The task
Produce an exact transcription of the listing below, omitting the pictures.

Stored entries
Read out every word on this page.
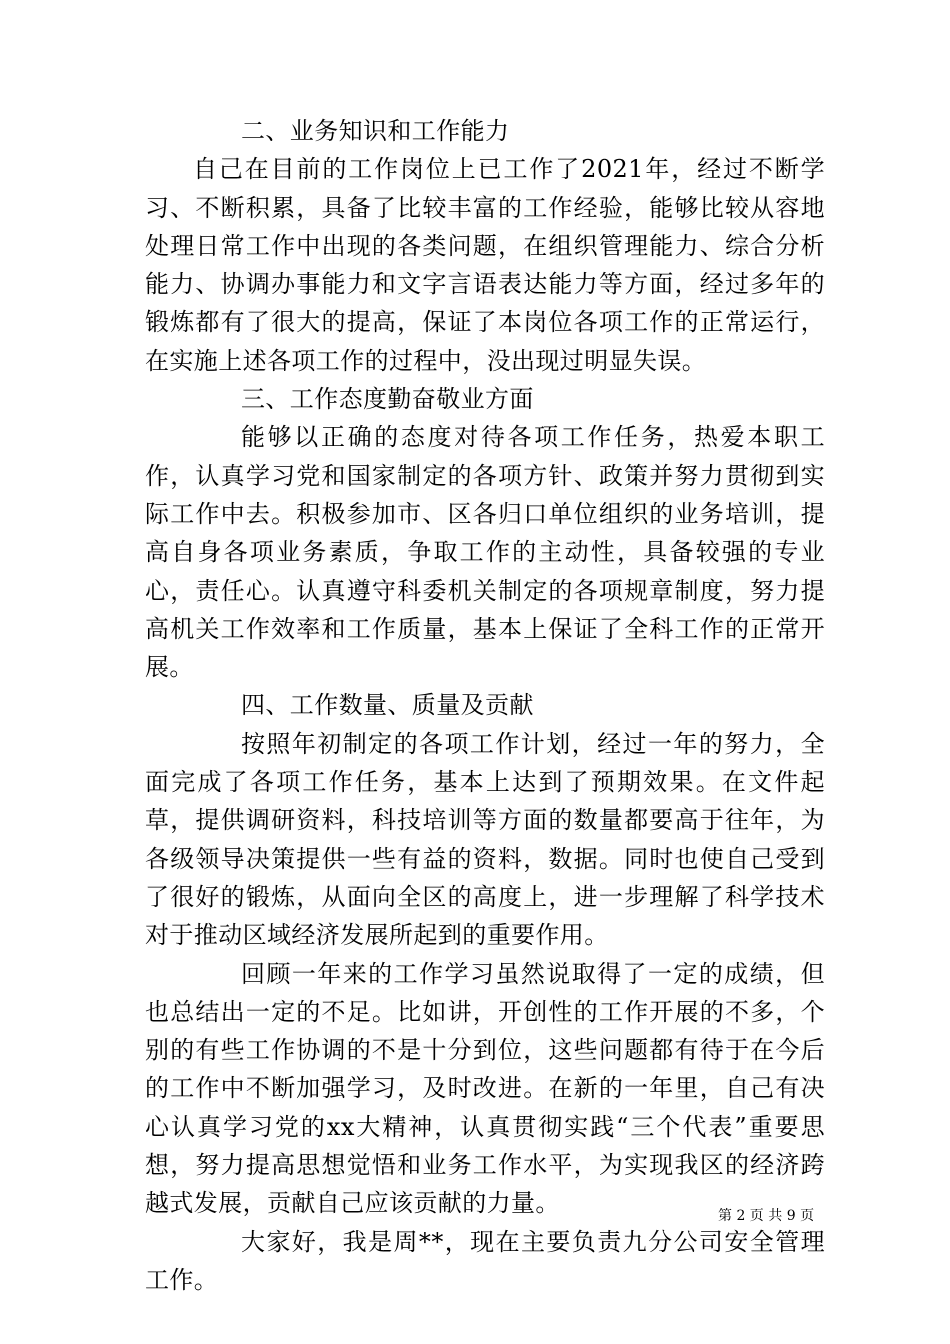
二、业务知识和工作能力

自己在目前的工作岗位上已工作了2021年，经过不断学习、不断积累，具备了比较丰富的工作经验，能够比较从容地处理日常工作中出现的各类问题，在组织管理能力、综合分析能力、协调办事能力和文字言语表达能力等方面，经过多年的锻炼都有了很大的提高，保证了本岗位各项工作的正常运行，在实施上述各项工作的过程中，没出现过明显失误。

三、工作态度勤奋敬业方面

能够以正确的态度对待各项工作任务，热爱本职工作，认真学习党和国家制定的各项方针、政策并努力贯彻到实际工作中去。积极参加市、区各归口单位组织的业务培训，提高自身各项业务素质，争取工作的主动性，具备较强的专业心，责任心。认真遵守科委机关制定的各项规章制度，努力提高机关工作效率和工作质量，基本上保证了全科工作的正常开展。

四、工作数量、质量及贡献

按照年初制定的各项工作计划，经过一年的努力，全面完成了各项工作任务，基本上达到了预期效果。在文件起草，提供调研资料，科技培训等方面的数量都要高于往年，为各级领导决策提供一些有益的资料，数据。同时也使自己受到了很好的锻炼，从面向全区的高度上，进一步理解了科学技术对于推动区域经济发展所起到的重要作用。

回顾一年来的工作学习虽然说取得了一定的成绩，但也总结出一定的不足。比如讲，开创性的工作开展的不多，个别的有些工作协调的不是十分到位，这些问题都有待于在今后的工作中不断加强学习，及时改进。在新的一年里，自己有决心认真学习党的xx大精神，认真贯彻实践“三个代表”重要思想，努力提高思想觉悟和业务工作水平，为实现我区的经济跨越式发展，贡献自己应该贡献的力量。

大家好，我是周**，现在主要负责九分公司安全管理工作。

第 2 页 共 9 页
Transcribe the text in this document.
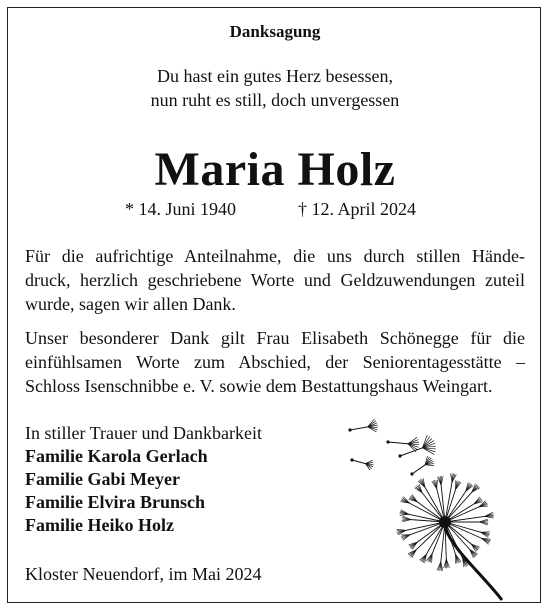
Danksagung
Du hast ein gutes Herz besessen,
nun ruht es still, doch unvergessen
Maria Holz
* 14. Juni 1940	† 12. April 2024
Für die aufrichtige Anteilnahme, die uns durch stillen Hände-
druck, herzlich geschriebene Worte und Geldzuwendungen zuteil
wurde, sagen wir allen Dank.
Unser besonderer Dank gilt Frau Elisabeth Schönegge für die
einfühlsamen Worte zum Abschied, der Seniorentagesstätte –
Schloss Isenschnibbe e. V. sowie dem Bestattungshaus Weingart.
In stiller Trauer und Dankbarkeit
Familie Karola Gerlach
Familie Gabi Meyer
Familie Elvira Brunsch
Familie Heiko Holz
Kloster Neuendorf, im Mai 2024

Finished answer
Read out every word on this page.
二、业务知识和工作能力

自己在目前的工作岗位上已工作了2021年，经过不断学习、不断积累，具备了比较丰富的工作经验，能够比较从容地处理日常工作中出现的各类问题，在组织管理能力、综合分析能力、协调办事能力和文字言语表达能力等方面，经过多年的锻炼都有了很大的提高，保证了本岗位各项工作的正常运行，在实施上述各项工作的过程中，没出现过明显失误。

三、工作态度勤奋敬业方面

能够以正确的态度对待各项工作任务，热爱本职工作，认真学习党和国家制定的各项方针、政策并努力贯彻到实际工作中去。积极参加市、区各归口单位组织的业务培训，提高自身各项业务素质，争取工作的主动性，具备较强的专业心，责任心。认真遵守科委机关制定的各项规章制度，努力提高机关工作效率和工作质量，基本上保证了全科工作的正常开展。

四、工作数量、质量及贡献

按照年初制定的各项工作计划，经过一年的努力，全面完成了各项工作任务，基本上达到了预期效果。在文件起草，提供调研资料，科技培训等方面的数量都要高于往年，为各级领导决策提供一些有益的资料，数据。同时也使自己受到了很好的锻炼，从面向全区的高度上，进一步理解了科学技术对于推动区域经济发展所起到的重要作用。

回顾一年来的工作学习虽然说取得了一定的成绩，但也总结出一定的不足。比如讲，开创性的工作开展的不多，个别的有些工作协调的不是十分到位，这些问题都有待于在今后的工作中不断加强学习，及时改进。在新的一年里，自己有决心认真学习党的xx大精神，认真贯彻实践“三个代表”重要思想，努力提高思想觉悟和业务工作水平，为实现我区的经济跨越式发展，贡献自己应该贡献的力量。

大家好，我是周**，现在主要负责九分公司安全管理工作。

第 2 页 共 9 页
Transcribe the text in this document.
Danksagung
Du hast ein gutes Herz besessen,
nun ruht es still, doch unvergessen
Maria Holz
* 14. Juni 1940	† 12. April 2024
Für die aufrichtige Anteilnahme, die uns durch stillen Hände-
druck, herzlich geschriebene Worte und Geldzuwendungen zuteil
wurde, sagen wir allen Dank.
Unser besonderer Dank gilt Frau Elisabeth Schönegge für die
einfühlsamen Worte zum Abschied, der Seniorentagesstätte –
Schloss Isenschnibbe e. V. sowie dem Bestattungshaus Weingart.
In stiller Trauer und Dankbarkeit
Familie Karola Gerlach
Familie Gabi Meyer
Familie Elvira Brunsch
Familie Heiko Holz
Kloster Neuendorf, im Mai 2024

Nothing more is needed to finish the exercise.